======== Records supplied
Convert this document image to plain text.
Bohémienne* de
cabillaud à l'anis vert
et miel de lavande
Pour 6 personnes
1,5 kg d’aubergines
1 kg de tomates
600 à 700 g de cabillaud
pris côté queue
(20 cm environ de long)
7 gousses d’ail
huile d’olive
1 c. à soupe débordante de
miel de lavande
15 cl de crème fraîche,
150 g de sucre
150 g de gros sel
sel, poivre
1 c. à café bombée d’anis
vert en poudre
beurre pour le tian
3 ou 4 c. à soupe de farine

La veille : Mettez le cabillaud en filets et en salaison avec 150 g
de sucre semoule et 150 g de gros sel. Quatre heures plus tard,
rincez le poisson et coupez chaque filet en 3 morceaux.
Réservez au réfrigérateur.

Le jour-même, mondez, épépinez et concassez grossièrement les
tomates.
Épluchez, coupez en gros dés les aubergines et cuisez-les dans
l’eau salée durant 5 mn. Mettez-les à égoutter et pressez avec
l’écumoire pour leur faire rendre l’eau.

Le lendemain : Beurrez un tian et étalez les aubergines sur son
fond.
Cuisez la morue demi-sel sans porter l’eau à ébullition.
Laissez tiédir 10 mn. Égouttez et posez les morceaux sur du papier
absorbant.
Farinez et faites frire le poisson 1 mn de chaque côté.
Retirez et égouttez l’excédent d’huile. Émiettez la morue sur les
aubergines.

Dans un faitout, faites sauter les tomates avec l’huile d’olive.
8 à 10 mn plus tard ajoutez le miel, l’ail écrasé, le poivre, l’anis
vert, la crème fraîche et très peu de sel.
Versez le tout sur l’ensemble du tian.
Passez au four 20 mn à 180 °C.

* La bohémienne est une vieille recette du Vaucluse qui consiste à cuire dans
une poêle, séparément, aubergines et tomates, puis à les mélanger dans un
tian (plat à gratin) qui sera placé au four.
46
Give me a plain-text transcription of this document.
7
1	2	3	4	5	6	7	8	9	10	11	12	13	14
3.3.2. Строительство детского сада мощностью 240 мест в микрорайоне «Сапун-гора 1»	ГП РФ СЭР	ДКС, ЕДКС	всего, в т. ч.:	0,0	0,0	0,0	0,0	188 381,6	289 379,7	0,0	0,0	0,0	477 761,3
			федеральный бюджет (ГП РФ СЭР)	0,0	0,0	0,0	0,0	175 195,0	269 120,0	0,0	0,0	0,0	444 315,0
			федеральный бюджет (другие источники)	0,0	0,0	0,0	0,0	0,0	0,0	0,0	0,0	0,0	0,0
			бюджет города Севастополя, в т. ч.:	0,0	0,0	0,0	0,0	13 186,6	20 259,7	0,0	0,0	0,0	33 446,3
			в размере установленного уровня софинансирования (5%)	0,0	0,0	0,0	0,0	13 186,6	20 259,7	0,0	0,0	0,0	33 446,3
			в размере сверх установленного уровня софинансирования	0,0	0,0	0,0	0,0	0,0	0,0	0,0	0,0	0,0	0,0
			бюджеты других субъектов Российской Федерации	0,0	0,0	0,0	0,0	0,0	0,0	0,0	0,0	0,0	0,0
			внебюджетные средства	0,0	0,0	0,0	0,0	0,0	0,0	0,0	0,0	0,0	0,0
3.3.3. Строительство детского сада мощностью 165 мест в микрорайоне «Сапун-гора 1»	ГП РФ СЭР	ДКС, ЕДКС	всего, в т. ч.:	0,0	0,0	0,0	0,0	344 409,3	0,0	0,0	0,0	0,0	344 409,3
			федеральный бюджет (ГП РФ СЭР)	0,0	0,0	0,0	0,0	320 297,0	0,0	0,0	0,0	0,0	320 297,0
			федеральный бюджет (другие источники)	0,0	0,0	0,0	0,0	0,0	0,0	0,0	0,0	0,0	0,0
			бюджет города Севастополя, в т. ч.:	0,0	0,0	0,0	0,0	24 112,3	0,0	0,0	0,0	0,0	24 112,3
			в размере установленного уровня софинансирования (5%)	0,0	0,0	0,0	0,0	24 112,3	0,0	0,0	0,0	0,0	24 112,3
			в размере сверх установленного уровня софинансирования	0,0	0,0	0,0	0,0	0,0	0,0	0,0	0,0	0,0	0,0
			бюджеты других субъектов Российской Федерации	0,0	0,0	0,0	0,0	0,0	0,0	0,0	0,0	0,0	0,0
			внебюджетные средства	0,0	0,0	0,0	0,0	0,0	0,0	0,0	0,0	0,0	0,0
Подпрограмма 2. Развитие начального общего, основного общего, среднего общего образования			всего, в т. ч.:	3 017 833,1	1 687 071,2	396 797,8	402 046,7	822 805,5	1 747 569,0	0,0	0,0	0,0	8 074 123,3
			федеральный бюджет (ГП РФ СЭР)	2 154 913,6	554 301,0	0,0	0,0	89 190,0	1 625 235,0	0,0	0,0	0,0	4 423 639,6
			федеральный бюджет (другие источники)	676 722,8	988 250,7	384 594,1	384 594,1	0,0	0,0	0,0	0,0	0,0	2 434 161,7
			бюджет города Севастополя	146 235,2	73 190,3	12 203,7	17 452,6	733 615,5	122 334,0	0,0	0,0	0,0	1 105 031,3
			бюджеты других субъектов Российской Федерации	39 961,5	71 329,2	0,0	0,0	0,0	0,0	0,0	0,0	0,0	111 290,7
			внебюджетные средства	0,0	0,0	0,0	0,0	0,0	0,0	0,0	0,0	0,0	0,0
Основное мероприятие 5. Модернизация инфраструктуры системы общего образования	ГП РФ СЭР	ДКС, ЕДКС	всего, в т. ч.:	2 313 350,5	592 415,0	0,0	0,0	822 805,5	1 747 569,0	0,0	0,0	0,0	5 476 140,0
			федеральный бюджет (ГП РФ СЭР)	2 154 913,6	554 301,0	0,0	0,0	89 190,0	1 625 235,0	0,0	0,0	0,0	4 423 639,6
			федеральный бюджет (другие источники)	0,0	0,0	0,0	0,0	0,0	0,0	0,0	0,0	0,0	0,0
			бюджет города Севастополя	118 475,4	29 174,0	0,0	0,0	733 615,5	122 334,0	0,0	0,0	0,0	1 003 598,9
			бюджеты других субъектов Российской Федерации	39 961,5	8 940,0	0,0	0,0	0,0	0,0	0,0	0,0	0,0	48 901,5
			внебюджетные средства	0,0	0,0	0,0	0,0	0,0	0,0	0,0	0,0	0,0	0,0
================
--- Given request ---
Select the lines in this material that hold the word "сада", leaving none out.

--- Written answer ---
3.3.2. Строительство детского сада мощностью 240 мест в микрорайоне «Сапун-гора 1»	ГП РФ СЭР	ДКС, ЕДКС	всего, в т. ч.:	0,0	0,0	0,0	0,0	188 381,6	289 379,7	0,0	0,0	0,0	477 761,3
3.3.3. Строительство детского сада мощностью 165 мест в микрорайоне «Сапун-гора 1»	ГП РФ СЭР	ДКС, ЕДКС	всего, в т. ч.:	0,0	0,0	0,0	0,0	344 409,3	0,0	0,0	0,0	0,0	344 409,3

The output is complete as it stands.